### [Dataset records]
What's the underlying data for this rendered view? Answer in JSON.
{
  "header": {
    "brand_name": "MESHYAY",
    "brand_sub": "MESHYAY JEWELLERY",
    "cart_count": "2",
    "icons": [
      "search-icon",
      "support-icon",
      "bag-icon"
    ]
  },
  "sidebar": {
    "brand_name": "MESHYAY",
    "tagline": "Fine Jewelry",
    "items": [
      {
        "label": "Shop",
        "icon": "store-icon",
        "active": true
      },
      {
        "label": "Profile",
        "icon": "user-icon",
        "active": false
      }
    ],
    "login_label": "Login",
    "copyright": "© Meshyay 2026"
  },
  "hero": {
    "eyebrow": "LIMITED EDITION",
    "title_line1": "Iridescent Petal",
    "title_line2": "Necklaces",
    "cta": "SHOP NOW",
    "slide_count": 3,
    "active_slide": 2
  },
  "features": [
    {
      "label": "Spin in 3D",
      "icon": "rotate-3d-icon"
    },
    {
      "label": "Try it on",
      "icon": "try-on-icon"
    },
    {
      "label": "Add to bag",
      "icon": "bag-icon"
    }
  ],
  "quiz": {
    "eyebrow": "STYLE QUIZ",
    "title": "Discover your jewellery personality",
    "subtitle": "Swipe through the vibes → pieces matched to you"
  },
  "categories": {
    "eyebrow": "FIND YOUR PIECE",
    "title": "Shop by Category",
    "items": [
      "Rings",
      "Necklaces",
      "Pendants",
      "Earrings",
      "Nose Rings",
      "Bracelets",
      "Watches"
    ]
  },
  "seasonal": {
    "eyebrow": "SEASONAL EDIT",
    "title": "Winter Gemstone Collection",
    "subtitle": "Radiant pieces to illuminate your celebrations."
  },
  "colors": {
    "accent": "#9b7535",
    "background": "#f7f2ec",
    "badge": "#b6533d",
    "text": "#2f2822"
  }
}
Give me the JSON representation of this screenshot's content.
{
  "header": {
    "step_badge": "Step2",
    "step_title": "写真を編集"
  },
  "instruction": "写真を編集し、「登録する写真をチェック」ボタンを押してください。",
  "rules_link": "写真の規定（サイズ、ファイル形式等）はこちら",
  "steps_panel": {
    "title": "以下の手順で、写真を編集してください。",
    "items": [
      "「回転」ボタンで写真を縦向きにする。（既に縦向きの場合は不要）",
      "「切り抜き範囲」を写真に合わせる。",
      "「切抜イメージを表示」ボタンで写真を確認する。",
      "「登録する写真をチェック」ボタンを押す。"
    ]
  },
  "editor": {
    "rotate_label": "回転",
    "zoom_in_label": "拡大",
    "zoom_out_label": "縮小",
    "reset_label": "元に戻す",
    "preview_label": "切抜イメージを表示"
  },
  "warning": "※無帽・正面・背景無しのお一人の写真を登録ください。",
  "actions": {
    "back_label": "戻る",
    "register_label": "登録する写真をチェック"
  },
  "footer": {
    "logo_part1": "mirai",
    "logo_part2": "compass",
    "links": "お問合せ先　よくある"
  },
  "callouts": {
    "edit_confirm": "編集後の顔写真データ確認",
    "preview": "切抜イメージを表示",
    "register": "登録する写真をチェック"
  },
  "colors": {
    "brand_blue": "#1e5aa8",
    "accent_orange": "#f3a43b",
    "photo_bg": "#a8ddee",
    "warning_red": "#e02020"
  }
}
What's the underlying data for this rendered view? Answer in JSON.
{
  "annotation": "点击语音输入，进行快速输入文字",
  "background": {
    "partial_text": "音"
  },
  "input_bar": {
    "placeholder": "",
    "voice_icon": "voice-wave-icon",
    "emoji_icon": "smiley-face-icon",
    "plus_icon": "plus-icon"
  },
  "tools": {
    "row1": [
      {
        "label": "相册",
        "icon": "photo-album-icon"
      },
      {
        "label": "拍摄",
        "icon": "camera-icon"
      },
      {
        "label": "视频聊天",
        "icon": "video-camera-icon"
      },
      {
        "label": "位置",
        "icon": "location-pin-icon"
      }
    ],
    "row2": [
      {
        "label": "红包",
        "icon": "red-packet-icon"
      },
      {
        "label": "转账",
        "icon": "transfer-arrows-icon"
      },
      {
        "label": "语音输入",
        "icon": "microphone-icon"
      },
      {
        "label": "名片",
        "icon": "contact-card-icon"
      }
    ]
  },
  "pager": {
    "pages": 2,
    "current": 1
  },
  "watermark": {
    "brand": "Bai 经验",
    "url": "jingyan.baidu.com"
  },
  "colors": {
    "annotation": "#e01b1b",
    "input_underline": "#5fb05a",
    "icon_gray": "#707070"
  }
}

### [Prompt]
Show all lines from the records above where the word "登録する写真をチェック" occurs.

### [Reply]
  "instruction": "写真を編集し、「登録する写真をチェック」ボタンを押してください。",
      "「登録する写真をチェック」ボタンを押す。"
    "register_label": "登録する写真をチェック"
    "register": "登録する写真をチェック"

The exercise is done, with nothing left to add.